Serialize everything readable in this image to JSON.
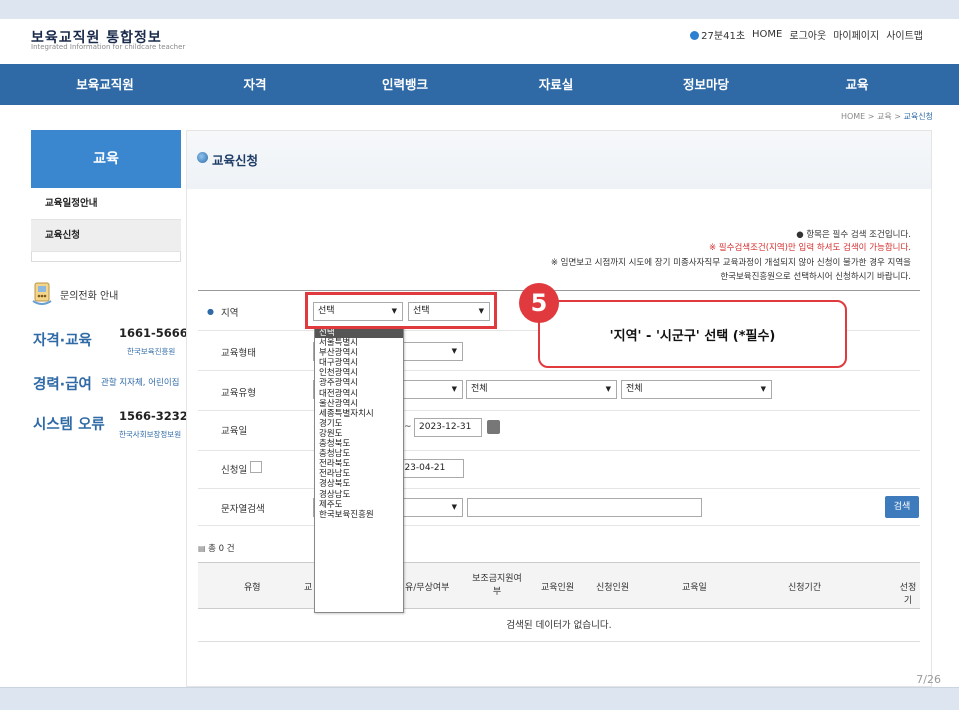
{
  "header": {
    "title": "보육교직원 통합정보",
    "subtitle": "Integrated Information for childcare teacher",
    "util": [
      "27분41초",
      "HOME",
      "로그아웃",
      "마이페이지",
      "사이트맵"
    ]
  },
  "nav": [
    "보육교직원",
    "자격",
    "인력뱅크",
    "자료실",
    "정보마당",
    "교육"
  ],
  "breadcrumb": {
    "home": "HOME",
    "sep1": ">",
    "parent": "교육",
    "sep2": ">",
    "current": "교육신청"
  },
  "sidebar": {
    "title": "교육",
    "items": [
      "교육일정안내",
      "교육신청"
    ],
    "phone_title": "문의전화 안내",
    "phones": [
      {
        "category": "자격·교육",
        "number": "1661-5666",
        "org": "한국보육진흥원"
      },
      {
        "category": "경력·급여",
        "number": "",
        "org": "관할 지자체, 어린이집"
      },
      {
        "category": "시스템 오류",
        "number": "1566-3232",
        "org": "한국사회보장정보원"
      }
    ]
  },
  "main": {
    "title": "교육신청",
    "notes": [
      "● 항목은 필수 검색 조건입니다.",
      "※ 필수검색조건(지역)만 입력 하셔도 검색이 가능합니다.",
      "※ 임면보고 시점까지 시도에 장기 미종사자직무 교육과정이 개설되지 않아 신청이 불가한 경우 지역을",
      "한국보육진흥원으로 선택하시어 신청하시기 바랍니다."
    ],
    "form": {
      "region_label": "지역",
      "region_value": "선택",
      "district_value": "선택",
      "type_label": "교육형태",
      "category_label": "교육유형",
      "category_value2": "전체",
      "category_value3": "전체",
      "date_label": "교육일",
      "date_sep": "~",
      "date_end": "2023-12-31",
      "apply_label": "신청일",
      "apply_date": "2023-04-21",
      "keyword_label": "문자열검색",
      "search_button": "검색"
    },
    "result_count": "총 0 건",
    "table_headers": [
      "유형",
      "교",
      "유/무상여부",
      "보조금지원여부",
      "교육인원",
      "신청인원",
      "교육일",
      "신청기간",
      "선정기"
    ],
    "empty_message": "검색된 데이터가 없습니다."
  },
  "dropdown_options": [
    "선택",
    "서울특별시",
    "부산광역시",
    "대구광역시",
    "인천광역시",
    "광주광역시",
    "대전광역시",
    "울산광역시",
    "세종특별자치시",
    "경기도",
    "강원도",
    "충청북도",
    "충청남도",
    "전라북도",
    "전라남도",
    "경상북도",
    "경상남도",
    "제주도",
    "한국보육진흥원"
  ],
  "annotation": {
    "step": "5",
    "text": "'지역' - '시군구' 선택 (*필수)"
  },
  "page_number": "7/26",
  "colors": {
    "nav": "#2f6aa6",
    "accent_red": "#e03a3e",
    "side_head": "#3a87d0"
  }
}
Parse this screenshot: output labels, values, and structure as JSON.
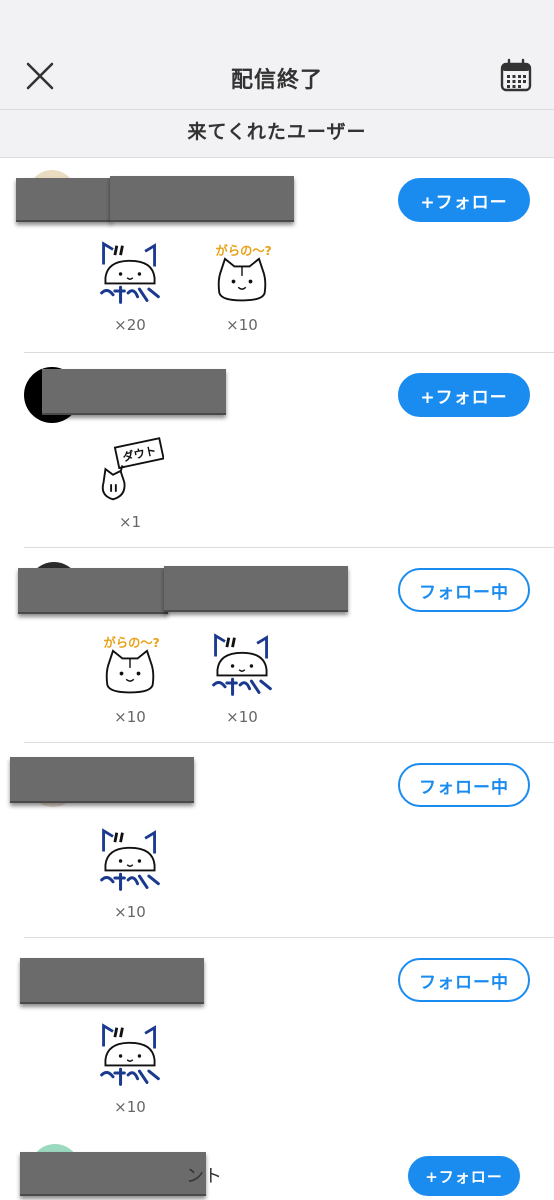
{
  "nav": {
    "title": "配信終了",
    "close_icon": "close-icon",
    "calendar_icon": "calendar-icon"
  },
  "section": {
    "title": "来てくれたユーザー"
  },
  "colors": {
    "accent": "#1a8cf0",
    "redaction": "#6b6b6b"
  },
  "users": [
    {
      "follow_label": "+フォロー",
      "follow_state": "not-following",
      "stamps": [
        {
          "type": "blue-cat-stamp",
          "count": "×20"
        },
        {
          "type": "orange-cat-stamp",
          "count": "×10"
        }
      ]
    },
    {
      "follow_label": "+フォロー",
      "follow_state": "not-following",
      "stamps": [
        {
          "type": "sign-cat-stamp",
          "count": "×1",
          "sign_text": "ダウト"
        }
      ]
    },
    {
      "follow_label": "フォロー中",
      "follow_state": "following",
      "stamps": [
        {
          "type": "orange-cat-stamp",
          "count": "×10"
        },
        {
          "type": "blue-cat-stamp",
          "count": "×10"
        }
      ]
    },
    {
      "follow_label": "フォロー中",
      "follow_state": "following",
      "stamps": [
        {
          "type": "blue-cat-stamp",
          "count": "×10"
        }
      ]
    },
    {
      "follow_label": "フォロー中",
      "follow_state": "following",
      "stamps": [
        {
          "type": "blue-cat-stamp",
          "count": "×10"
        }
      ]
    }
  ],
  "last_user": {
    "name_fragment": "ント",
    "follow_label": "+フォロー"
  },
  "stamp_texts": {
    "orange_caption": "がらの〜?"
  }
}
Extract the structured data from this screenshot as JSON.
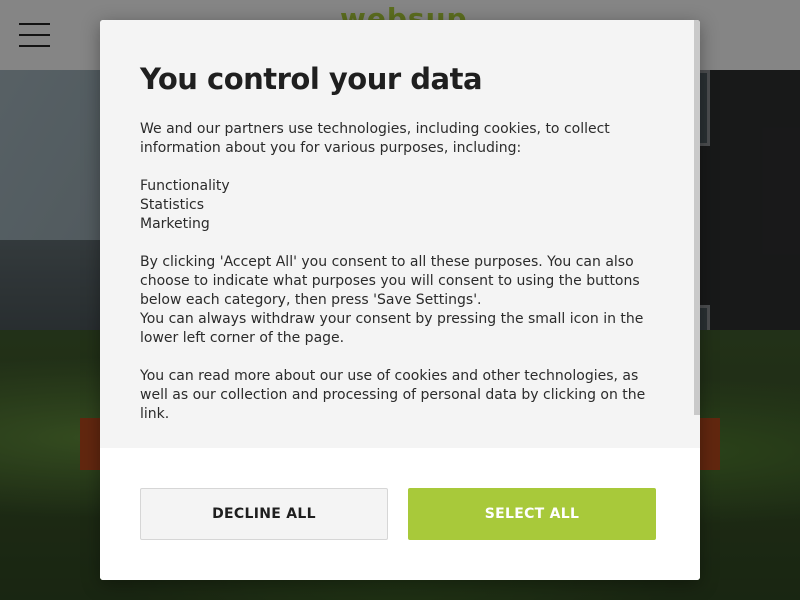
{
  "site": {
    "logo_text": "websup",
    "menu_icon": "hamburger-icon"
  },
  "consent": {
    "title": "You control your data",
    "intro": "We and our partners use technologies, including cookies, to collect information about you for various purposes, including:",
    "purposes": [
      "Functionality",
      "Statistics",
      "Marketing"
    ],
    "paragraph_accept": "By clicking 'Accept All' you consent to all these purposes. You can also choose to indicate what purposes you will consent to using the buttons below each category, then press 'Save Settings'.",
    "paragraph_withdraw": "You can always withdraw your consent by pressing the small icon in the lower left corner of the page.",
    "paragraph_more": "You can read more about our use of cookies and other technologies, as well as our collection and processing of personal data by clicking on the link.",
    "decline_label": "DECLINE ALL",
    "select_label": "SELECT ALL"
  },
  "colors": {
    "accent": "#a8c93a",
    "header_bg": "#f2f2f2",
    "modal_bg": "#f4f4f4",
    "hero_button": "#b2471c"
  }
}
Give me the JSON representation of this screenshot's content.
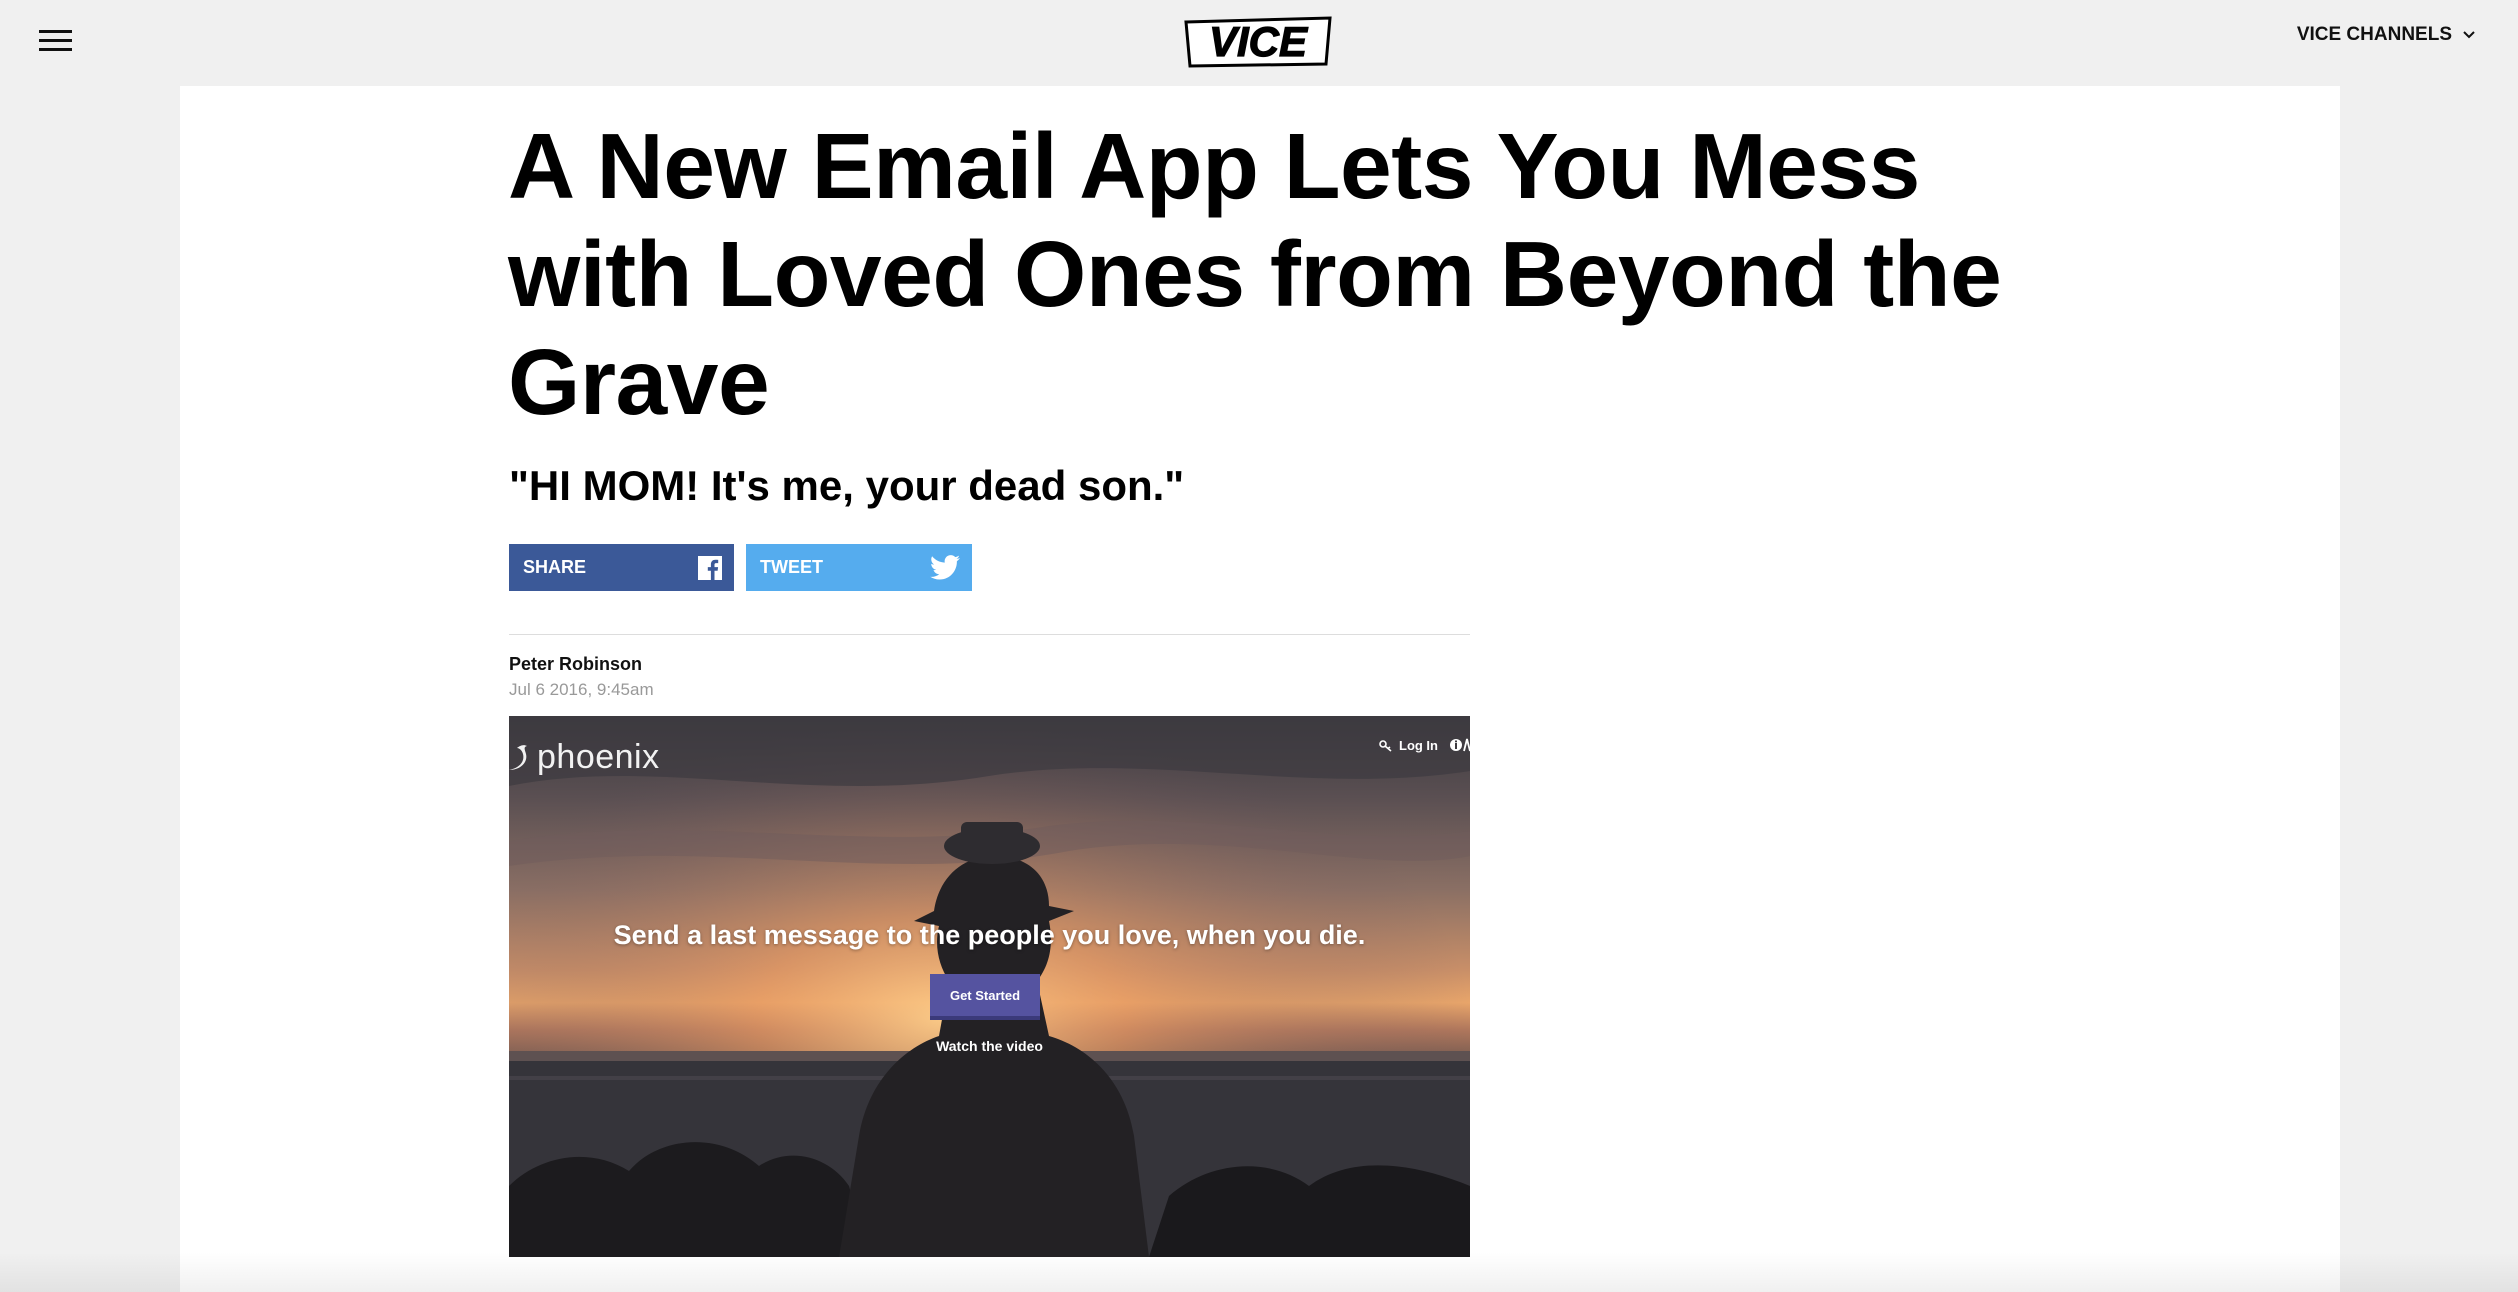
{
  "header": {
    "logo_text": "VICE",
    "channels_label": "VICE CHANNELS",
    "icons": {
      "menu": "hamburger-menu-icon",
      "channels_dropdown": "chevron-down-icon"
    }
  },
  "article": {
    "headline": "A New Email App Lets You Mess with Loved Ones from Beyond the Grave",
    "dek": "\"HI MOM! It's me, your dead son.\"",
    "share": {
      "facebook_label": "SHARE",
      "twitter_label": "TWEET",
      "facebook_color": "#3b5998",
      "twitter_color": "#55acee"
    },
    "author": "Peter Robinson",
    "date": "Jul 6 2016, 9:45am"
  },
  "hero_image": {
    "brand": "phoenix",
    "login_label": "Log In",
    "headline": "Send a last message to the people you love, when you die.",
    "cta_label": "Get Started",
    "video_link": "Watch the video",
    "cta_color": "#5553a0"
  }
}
==*==
→ **Stated task**
Your task is to gather all lines from the entries above that hold the word "data".

→ **Task answer**
Extract the structured data from this screenshot as JSON.
    "title": "You control your data",
    "paragraph_more": "You can read more about our use of cookies and other technologies, as well as our collection and processing of personal data by clicking on the link.",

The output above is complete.